### PROBLEM DESCRIPTION
Your task is to copy the listing exactly, with the pictures left out.

### Source data

▶

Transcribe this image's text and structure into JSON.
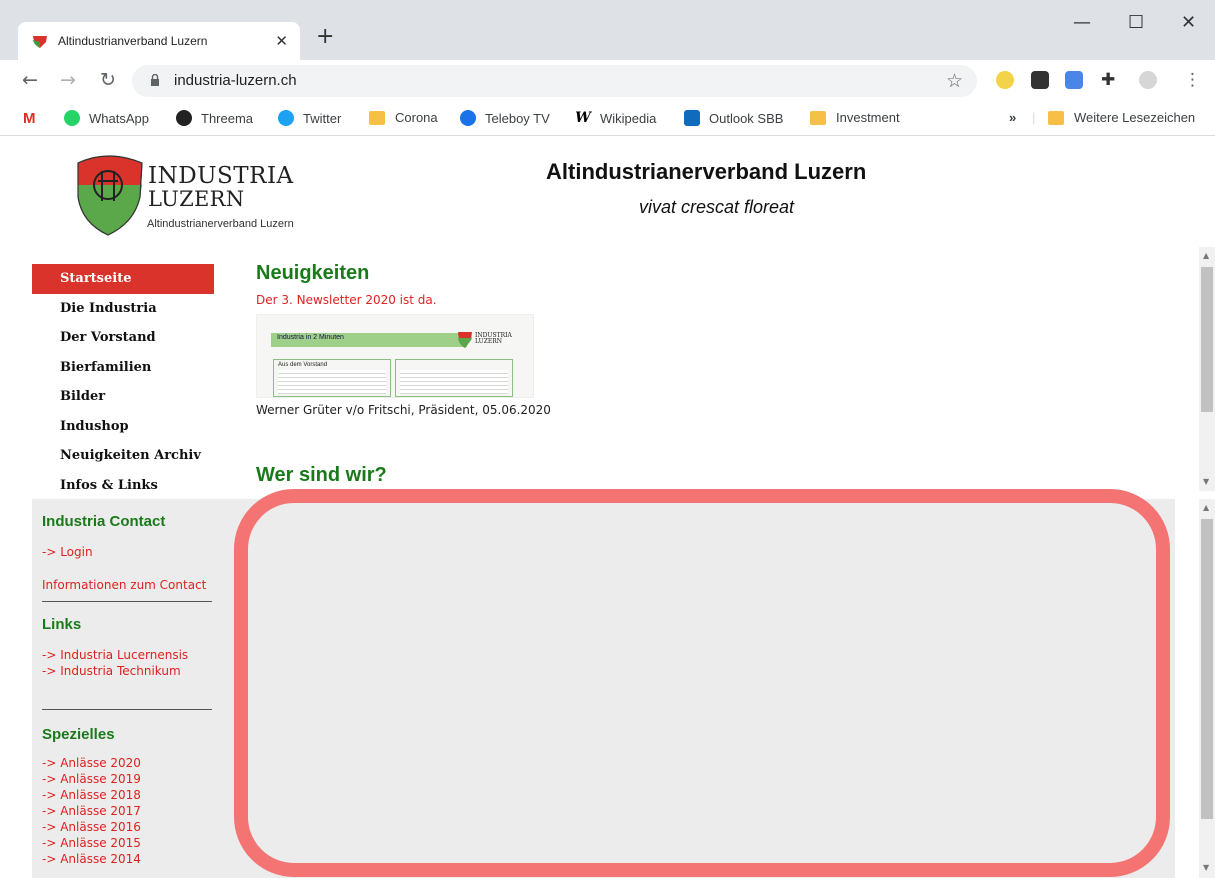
{
  "browser": {
    "tab_title": "Altindustrianverband Luzern",
    "url": "industria-luzern.ch",
    "new_tab_symbol": "+",
    "close_tab_symbol": "✕",
    "window_controls": {
      "minimize": "—",
      "maximize": "☐",
      "close": "✕"
    },
    "more_bookmarks": "»",
    "bookmarks": [
      {
        "label": "WhatsApp",
        "icon": "whatsapp-icon",
        "color": "#25d366"
      },
      {
        "label": "Threema",
        "icon": "threema-icon",
        "color": "#222222"
      },
      {
        "label": "Twitter",
        "icon": "twitter-icon",
        "color": "#1da1f2"
      },
      {
        "label": "Corona",
        "icon": "folder-icon",
        "color": "#f6c046"
      },
      {
        "label": "Teleboy TV",
        "icon": "teleboy-icon",
        "color": "#1a73e8"
      },
      {
        "label": "Wikipedia",
        "icon": "wikipedia-icon",
        "color": "#000000"
      },
      {
        "label": "Outlook SBB",
        "icon": "outlook-icon",
        "color": "#0f6cbd"
      },
      {
        "label": "Investment",
        "icon": "folder-icon",
        "color": "#f6c046"
      }
    ],
    "other_bookmarks": "Weitere Lesezeichen",
    "gmail_icon_letter": "M"
  },
  "site": {
    "logo_line1": "INDUSTRIA",
    "logo_line2": "LUZERN",
    "logo_sub": "Altindustrianerverband Luzern",
    "title": "Altindustrianerverband Luzern",
    "motto": "vivat crescat floreat",
    "colors": {
      "red": "#d9332b",
      "green": "#1a7a1a",
      "link": "#dd2222",
      "highlight": "#f47474"
    }
  },
  "nav": {
    "items": [
      {
        "label": "Startseite",
        "active": true
      },
      {
        "label": "Die Industria"
      },
      {
        "label": "Der Vorstand"
      },
      {
        "label": "Bierfamilien"
      },
      {
        "label": "Bilder"
      },
      {
        "label": "Indushop"
      },
      {
        "label": "Neuigkeiten Archiv"
      },
      {
        "label": "Infos & Links"
      }
    ]
  },
  "main": {
    "heading": "Neuigkeiten",
    "news_link": "Der 3. Newsletter 2020 ist da.",
    "thumbnail": {
      "bar_text": "Industria in 2 Minuten",
      "col_label": "Aus dem Vorstand",
      "logo_text": "INDUSTRIA LUZERN"
    },
    "signature": "Werner Grüter v/o Fritschi, Präsident, 05.06.2020",
    "heading2": "Wer sind wir?"
  },
  "sidebar": {
    "contact_heading": "Industria Contact",
    "login": "-> Login",
    "contact_info": "Informationen zum Contact",
    "links_heading": "Links",
    "links": [
      "-> Industria Lucernensis",
      "-> Industria Technikum"
    ],
    "special_heading": "Spezielles",
    "special": [
      "-> Anlässe 2020",
      "-> Anlässe 2019",
      "-> Anlässe 2018",
      "-> Anlässe 2017",
      "-> Anlässe 2016",
      "-> Anlässe 2015",
      "-> Anlässe 2014"
    ]
  }
}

◀

### ANSWER BELOW
Transcribe this image's text and structure into JSON.
{
  "browser": {
    "tab_title": "Altindustrianverband Luzern",
    "url": "industria-luzern.ch",
    "new_tab_symbol": "+",
    "close_tab_symbol": "✕",
    "window_controls": {
      "minimize": "—",
      "maximize": "☐",
      "close": "✕"
    },
    "more_bookmarks": "»",
    "bookmarks": [
      {
        "label": "WhatsApp",
        "icon": "whatsapp-icon",
        "color": "#25d366"
      },
      {
        "label": "Threema",
        "icon": "threema-icon",
        "color": "#222222"
      },
      {
        "label": "Twitter",
        "icon": "twitter-icon",
        "color": "#1da1f2"
      },
      {
        "label": "Corona",
        "icon": "folder-icon",
        "color": "#f6c046"
      },
      {
        "label": "Teleboy TV",
        "icon": "teleboy-icon",
        "color": "#1a73e8"
      },
      {
        "label": "Wikipedia",
        "icon": "wikipedia-icon",
        "color": "#000000"
      },
      {
        "label": "Outlook SBB",
        "icon": "outlook-icon",
        "color": "#0f6cbd"
      },
      {
        "label": "Investment",
        "icon": "folder-icon",
        "color": "#f6c046"
      }
    ],
    "other_bookmarks": "Weitere Lesezeichen",
    "gmail_icon_letter": "M"
  },
  "site": {
    "logo_line1": "INDUSTRIA",
    "logo_line2": "LUZERN",
    "logo_sub": "Altindustrianerverband Luzern",
    "title": "Altindustrianerverband Luzern",
    "motto": "vivat crescat floreat",
    "colors": {
      "red": "#d9332b",
      "green": "#1a7a1a",
      "link": "#dd2222",
      "highlight": "#f47474"
    }
  },
  "nav": {
    "items": [
      {
        "label": "Startseite",
        "active": true
      },
      {
        "label": "Die Industria"
      },
      {
        "label": "Der Vorstand"
      },
      {
        "label": "Bierfamilien"
      },
      {
        "label": "Bilder"
      },
      {
        "label": "Indushop"
      },
      {
        "label": "Neuigkeiten Archiv"
      },
      {
        "label": "Infos & Links"
      }
    ]
  },
  "main": {
    "heading": "Neuigkeiten",
    "news_link": "Der 3. Newsletter 2020 ist da.",
    "thumbnail": {
      "bar_text": "Industria in 2 Minuten",
      "col_label": "Aus dem Vorstand",
      "logo_text": "INDUSTRIA LUZERN"
    },
    "signature": "Werner Grüter v/o Fritschi, Präsident, 05.06.2020",
    "heading2": "Wer sind wir?"
  },
  "sidebar": {
    "contact_heading": "Industria Contact",
    "login": "-> Login",
    "contact_info": "Informationen zum Contact",
    "links_heading": "Links",
    "links": [
      "-> Industria Lucernensis",
      "-> Industria Technikum"
    ],
    "special_heading": "Spezielles",
    "special": [
      "-> Anlässe 2020",
      "-> Anlässe 2019",
      "-> Anlässe 2018",
      "-> Anlässe 2017",
      "-> Anlässe 2016",
      "-> Anlässe 2015",
      "-> Anlässe 2014"
    ]
  }
}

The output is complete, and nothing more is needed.